+++ Texte présenté
Chronique

Publié le 22/10/2015

Au bout du pinceau : Jim Kay, illustrateur de Harry Potter

Harry Potter - J.K Rowling, illustré par Jim Kay

Rédaction de l’article par Raphaële Botte, pour la revue PAGE des libraires

 

Portait de Jim Kay ©Bloomsbury

Dans le centre de l’Angleterre, un jeune illustrateur taille son crayon et entame une nouvelle planche… Jim Kay est chargé de mettre en images les mots de J.K. Rowling. Portrait d’un homme qui ne semble pas effrayé par les détails de la romancière.
Qu’il soit brun et qu’il porte des lunettes n’a certainement rien à voir dans le fait que Jim Kay soit en ce moment même en train d’illustrer la série Harry Potter. Mais on ne peut s’empêcher de se dire que ce jeune artiste britannique a des faux airs de… Harry Potter ! Il a été choisi par la romancière.

« Voir les illustrations de Jim Kay m’a profondément émue. J’adore son interprétation du monde de Harry Potter, et je suis honorée et reconnaissante qu’il lui prête son talent », a-t-elle confié.

Ce dernier est connu pour avoir notamment illustré Quelques minutes après minuit, le texte de Patrick Ness. Jim Kay a d’ailleurs été couronné par la Kate Greenaway Medal (un prix prestigieux décerné chaque année à un illustrateur en Grande-Bretagne). Le voilà dorénavant en immersion complète chez les sorciers. Et parti pour accomplir chaque année, pendant sept ans, un nouveau tome.
++++++
+++ Données enregistrées
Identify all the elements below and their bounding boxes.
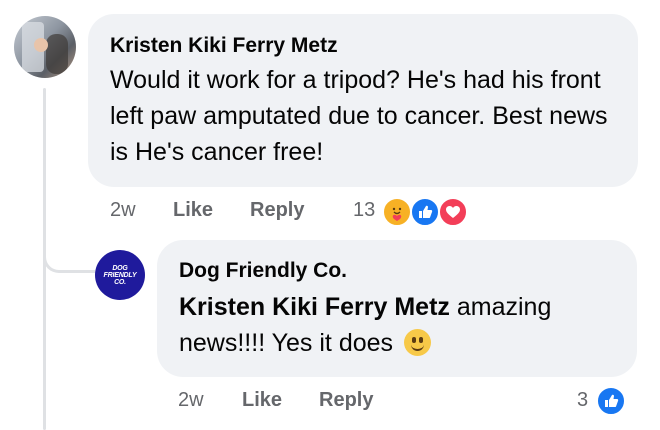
reply-like-button[interactable]: Like [242, 389, 282, 412]
comment-actions: 2w Like Reply 13 [0, 199, 660, 229]
reply-author-name[interactable]: Dog Friendly Co. [179, 259, 347, 283]
reply-reply-button[interactable]: Reply [319, 389, 373, 412]
like-icon[interactable] [596, 386, 626, 416]
avatar-logo-text-2: FRIENDLY [103, 271, 137, 279]
comment-bubble: Kristen Kiki Ferry Metz Would it work fo… [88, 14, 638, 187]
reply-connector-line [43, 235, 95, 273]
comment-text: Would it work for a tripod? He's had his… [110, 66, 608, 166]
reply-timestamp[interactable]: 2w [178, 389, 204, 412]
reply-actions: 2w Like Reply 3 [0, 389, 660, 419]
smile-emoji-icon [403, 329, 431, 356]
like-icon[interactable] [410, 197, 440, 227]
page-avatar-dog-friendly-co[interactable]: DOG FRIENDLY CO. [95, 250, 145, 300]
love-icon[interactable] [438, 197, 468, 227]
comment-timestamp[interactable]: 2w [110, 199, 136, 222]
comment-reaction-count[interactable]: 13 [353, 199, 375, 222]
comment-like-button[interactable]: Like [173, 199, 213, 222]
commenter-avatar[interactable] [14, 16, 76, 78]
avatar-logo-text-3: CO. [114, 278, 126, 286]
reply-reaction-count[interactable]: 3 [577, 389, 588, 412]
reply-text: Kristen Kiki Ferry Metz amazing news!!!!… [179, 289, 629, 361]
mention-link[interactable]: Kristen Kiki Ferry Metz [179, 293, 450, 321]
comment-author-name[interactable]: Kristen Kiki Ferry Metz [110, 34, 338, 58]
reply-bubble: Dog Friendly Co. Kristen Kiki Ferry Metz… [157, 240, 637, 377]
avatar-logo-text-1: DOG [112, 264, 128, 272]
care-icon[interactable] [382, 197, 412, 227]
comment-reply-button[interactable]: Reply [250, 199, 304, 222]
++++++
■ **Consignes**:
• 1. Présentez sous forme de liste le paragraphe de la chronique qui commence par « Ce dernier est connu », en conservant ses faits principaux.
• 2. Reproduisez tel quel le passage de la chronique qui va de « Au bout du pinceau » jusqu'à « de la romancière. ».
• 3. Résumez la chronique en deux phrases.

■ **Corrigé**:
• 1.
- Jim Kay est connu notamment pour avoir illustré *Quelques minutes après minuit*, de Patrick Ness.
- Il a reçu la Kate Greenaway Medal, un prix prestigieux décerné chaque année à un illustrateur en Grande-Bretagne.
- Il est désormais plongé dans l'univers des sorciers.
- Il doit réaliser un nouveau tome chaque année, pendant sept ans.

• 2.
Au bout du pinceau : Jim Kay, illustrateur de Harry Potter

Harry Potter - J.K Rowling, illustré par Jim Kay

Rédaction de l’article par Raphaële Botte, pour la revue PAGE des libraires

 

Portait de Jim Kay ©Bloomsbury

Dans le centre de l’Angleterre, un jeune illustrateur taille son crayon et entame une nouvelle planche… Jim Kay est chargé de mettre en images les mots de J.K. Rowling. Portrait d’un homme qui ne semble pas effrayé par les détails de la romancière.

• 3. Jim Kay, jeune illustrateur britannique choisi par J.K. Rowling, illustre actuellement la série Harry Potter, et la romancière s'est dite profondément émue par ses illustrations. Connu pour avoir illustré *Quelques minutes après minuit* de Patrick Ness et lauréat de la Kate Greenaway Medal, il doit réaliser un nouveau tome chaque année pendant sept ans.